* START DATA PROVIDED *

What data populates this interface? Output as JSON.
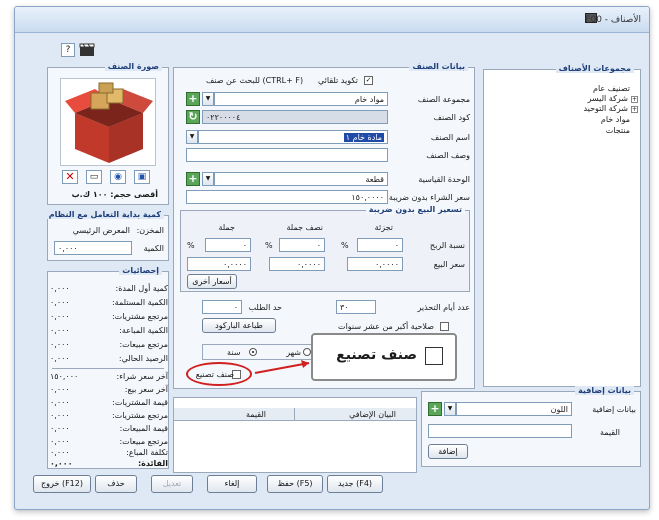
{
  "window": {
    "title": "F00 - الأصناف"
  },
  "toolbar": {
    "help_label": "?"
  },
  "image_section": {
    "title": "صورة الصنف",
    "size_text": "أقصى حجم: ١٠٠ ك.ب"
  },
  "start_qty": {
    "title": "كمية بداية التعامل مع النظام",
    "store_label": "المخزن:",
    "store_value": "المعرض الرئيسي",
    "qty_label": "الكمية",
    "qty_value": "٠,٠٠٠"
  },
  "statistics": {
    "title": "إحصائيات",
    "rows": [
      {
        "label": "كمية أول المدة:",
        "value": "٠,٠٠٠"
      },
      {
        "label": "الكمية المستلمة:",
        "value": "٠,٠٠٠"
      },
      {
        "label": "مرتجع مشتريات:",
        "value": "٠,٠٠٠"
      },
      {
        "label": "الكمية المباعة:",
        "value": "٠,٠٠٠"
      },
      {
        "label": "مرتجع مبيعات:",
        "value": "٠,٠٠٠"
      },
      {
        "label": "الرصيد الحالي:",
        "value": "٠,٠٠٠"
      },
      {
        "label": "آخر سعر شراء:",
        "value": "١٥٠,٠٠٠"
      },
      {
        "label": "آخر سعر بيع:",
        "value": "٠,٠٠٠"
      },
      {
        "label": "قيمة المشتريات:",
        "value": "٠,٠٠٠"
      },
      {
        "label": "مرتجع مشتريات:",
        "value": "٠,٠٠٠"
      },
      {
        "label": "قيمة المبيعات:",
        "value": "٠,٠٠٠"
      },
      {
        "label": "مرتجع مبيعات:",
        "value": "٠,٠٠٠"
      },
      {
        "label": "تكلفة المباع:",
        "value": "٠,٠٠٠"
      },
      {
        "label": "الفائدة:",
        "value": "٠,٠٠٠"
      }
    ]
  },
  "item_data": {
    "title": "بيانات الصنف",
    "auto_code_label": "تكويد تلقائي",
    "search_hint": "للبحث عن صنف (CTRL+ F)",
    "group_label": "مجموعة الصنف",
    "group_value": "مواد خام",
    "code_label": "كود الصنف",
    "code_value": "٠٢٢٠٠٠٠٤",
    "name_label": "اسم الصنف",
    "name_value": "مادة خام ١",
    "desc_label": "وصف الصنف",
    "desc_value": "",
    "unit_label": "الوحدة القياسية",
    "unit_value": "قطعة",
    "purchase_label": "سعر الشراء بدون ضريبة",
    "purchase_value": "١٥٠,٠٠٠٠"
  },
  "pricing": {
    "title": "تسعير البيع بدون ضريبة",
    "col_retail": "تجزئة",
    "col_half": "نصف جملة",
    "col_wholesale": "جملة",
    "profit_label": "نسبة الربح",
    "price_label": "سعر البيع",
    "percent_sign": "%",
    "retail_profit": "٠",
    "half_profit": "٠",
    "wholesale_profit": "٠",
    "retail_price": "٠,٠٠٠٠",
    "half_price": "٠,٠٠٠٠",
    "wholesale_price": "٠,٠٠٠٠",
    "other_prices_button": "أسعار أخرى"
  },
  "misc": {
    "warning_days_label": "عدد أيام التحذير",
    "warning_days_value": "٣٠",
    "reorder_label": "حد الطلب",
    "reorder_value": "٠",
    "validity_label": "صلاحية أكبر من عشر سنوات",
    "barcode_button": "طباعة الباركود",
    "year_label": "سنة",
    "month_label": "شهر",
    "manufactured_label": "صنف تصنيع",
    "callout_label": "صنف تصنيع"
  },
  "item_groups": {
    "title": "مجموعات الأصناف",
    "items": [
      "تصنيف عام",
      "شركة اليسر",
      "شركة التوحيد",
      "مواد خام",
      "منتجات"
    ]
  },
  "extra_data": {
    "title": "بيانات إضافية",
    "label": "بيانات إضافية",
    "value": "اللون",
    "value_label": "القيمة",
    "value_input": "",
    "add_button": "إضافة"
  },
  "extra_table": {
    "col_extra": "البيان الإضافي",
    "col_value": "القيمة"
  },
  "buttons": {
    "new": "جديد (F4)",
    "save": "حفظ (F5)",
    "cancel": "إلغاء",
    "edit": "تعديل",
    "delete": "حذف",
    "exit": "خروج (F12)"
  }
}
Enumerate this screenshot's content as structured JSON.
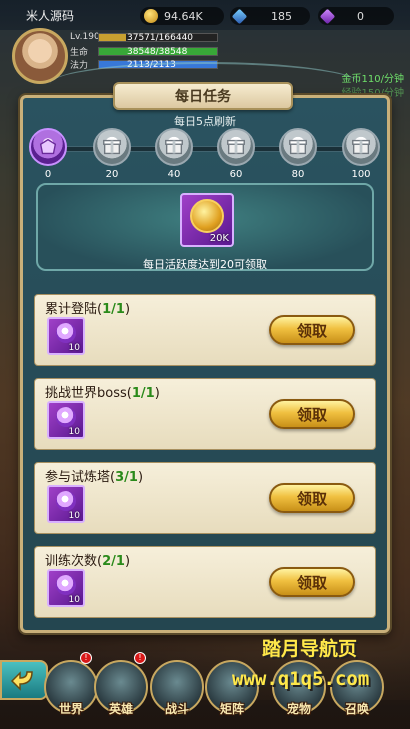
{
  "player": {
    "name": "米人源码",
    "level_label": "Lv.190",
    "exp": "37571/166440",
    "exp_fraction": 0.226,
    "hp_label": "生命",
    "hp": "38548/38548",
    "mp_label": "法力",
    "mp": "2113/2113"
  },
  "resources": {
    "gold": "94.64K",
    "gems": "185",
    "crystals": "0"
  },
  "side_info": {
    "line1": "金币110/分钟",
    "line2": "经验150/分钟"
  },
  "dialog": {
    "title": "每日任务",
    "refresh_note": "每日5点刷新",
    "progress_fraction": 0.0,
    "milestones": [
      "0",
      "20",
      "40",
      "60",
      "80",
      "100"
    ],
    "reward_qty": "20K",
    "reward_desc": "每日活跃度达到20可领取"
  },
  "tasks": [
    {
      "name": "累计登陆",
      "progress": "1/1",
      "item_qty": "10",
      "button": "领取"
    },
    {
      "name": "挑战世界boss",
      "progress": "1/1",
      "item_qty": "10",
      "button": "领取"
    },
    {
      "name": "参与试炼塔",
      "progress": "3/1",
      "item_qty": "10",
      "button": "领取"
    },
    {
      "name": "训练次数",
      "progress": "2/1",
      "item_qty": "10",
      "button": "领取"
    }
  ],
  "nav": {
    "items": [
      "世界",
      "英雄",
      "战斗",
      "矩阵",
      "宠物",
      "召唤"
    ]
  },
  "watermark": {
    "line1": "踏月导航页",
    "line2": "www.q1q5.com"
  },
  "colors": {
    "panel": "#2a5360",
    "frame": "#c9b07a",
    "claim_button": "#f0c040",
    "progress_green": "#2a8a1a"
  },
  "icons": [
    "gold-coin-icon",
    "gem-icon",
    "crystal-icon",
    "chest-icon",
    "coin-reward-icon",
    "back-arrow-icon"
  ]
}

* END DATA PROVIDED *

### [EXERCISE REQUIREMENTS]
Pictures in the records must not appear in the copy; transcribe everything else precisely.

### [EXPECTED OUTPUT]
What data populates this interface? Output as JSON.
{
  "window": {
    "title": "F00 - الأصناف"
  },
  "toolbar": {
    "help_label": "?"
  },
  "image_section": {
    "title": "صورة الصنف",
    "size_text": "أقصى حجم: ١٠٠ ك.ب"
  },
  "start_qty": {
    "title": "كمية بداية التعامل مع النظام",
    "store_label": "المخزن:",
    "store_value": "المعرض الرئيسي",
    "qty_label": "الكمية",
    "qty_value": "٠,٠٠٠"
  },
  "statistics": {
    "title": "إحصائيات",
    "rows": [
      {
        "label": "كمية أول المدة:",
        "value": "٠,٠٠٠"
      },
      {
        "label": "الكمية المستلمة:",
        "value": "٠,٠٠٠"
      },
      {
        "label": "مرتجع مشتريات:",
        "value": "٠,٠٠٠"
      },
      {
        "label": "الكمية المباعة:",
        "value": "٠,٠٠٠"
      },
      {
        "label": "مرتجع مبيعات:",
        "value": "٠,٠٠٠"
      },
      {
        "label": "الرصيد الحالي:",
        "value": "٠,٠٠٠"
      },
      {
        "label": "آخر سعر شراء:",
        "value": "١٥٠,٠٠٠"
      },
      {
        "label": "آخر سعر بيع:",
        "value": "٠,٠٠٠"
      },
      {
        "label": "قيمة المشتريات:",
        "value": "٠,٠٠٠"
      },
      {
        "label": "مرتجع مشتريات:",
        "value": "٠,٠٠٠"
      },
      {
        "label": "قيمة المبيعات:",
        "value": "٠,٠٠٠"
      },
      {
        "label": "مرتجع مبيعات:",
        "value": "٠,٠٠٠"
      },
      {
        "label": "تكلفة المباع:",
        "value": "٠,٠٠٠"
      },
      {
        "label": "الفائدة:",
        "value": "٠,٠٠٠"
      }
    ]
  },
  "item_data": {
    "title": "بيانات الصنف",
    "auto_code_label": "تكويد تلقائي",
    "search_hint": "للبحث عن صنف (CTRL+ F)",
    "group_label": "مجموعة الصنف",
    "group_value": "مواد خام",
    "code_label": "كود الصنف",
    "code_value": "٠٢٢٠٠٠٠٤",
    "name_label": "اسم الصنف",
    "name_value": "مادة خام ١",
    "desc_label": "وصف الصنف",
    "desc_value": "",
    "unit_label": "الوحدة القياسية",
    "unit_value": "قطعة",
    "purchase_label": "سعر الشراء بدون ضريبة",
    "purchase_value": "١٥٠,٠٠٠٠"
  },
  "pricing": {
    "title": "تسعير البيع بدون ضريبة",
    "col_retail": "تجزئة",
    "col_half": "نصف جملة",
    "col_wholesale": "جملة",
    "profit_label": "نسبة الربح",
    "price_label": "سعر البيع",
    "percent_sign": "%",
    "retail_profit": "٠",
    "half_profit": "٠",
    "wholesale_profit": "٠",
    "retail_price": "٠,٠٠٠٠",
    "half_price": "٠,٠٠٠٠",
    "wholesale_price": "٠,٠٠٠٠",
    "other_prices_button": "أسعار أخرى"
  },
  "misc": {
    "warning_days_label": "عدد أيام التحذير",
    "warning_days_value": "٣٠",
    "reorder_label": "حد الطلب",
    "reorder_value": "٠",
    "validity_label": "صلاحية أكبر من عشر سنوات",
    "barcode_button": "طباعة الباركود",
    "year_label": "سنة",
    "month_label": "شهر",
    "manufactured_label": "صنف تصنيع",
    "callout_label": "صنف تصنيع"
  },
  "item_groups": {
    "title": "مجموعات الأصناف",
    "items": [
      "تصنيف عام",
      "شركة اليسر",
      "شركة التوحيد",
      "مواد خام",
      "منتجات"
    ]
  },
  "extra_data": {
    "title": "بيانات إضافية",
    "label": "بيانات إضافية",
    "value": "اللون",
    "value_label": "القيمة",
    "value_input": "",
    "add_button": "إضافة"
  },
  "extra_table": {
    "col_extra": "البيان الإضافي",
    "col_value": "القيمة"
  },
  "buttons": {
    "new": "جديد (F4)",
    "save": "حفظ (F5)",
    "cancel": "إلغاء",
    "edit": "تعديل",
    "delete": "حذف",
    "exit": "خروج (F12)"
  }
}
Enumerate this screenshot's content as structured JSON.
{
  "player": {
    "name": "米人源码",
    "level_label": "Lv.190",
    "exp": "37571/166440",
    "exp_fraction": 0.226,
    "hp_label": "生命",
    "hp": "38548/38548",
    "mp_label": "法力",
    "mp": "2113/2113"
  },
  "resources": {
    "gold": "94.64K",
    "gems": "185",
    "crystals": "0"
  },
  "side_info": {
    "line1": "金币110/分钟",
    "line2": "经验150/分钟"
  },
  "dialog": {
    "title": "每日任务",
    "refresh_note": "每日5点刷新",
    "progress_fraction": 0.0,
    "milestones": [
      "0",
      "20",
      "40",
      "60",
      "80",
      "100"
    ],
    "reward_qty": "20K",
    "reward_desc": "每日活跃度达到20可领取"
  },
  "tasks": [
    {
      "name": "累计登陆",
      "progress": "1/1",
      "item_qty": "10",
      "button": "领取"
    },
    {
      "name": "挑战世界boss",
      "progress": "1/1",
      "item_qty": "10",
      "button": "领取"
    },
    {
      "name": "参与试炼塔",
      "progress": "3/1",
      "item_qty": "10",
      "button": "领取"
    },
    {
      "name": "训练次数",
      "progress": "2/1",
      "item_qty": "10",
      "button": "领取"
    }
  ],
  "nav": {
    "items": [
      "世界",
      "英雄",
      "战斗",
      "矩阵",
      "宠物",
      "召唤"
    ]
  },
  "watermark": {
    "line1": "踏月导航页",
    "line2": "www.q1q5.com"
  },
  "colors": {
    "panel": "#2a5360",
    "frame": "#c9b07a",
    "claim_button": "#f0c040",
    "progress_green": "#2a8a1a"
  },
  "icons": [
    "gold-coin-icon",
    "gem-icon",
    "crystal-icon",
    "chest-icon",
    "coin-reward-icon",
    "back-arrow-icon"
  ]
}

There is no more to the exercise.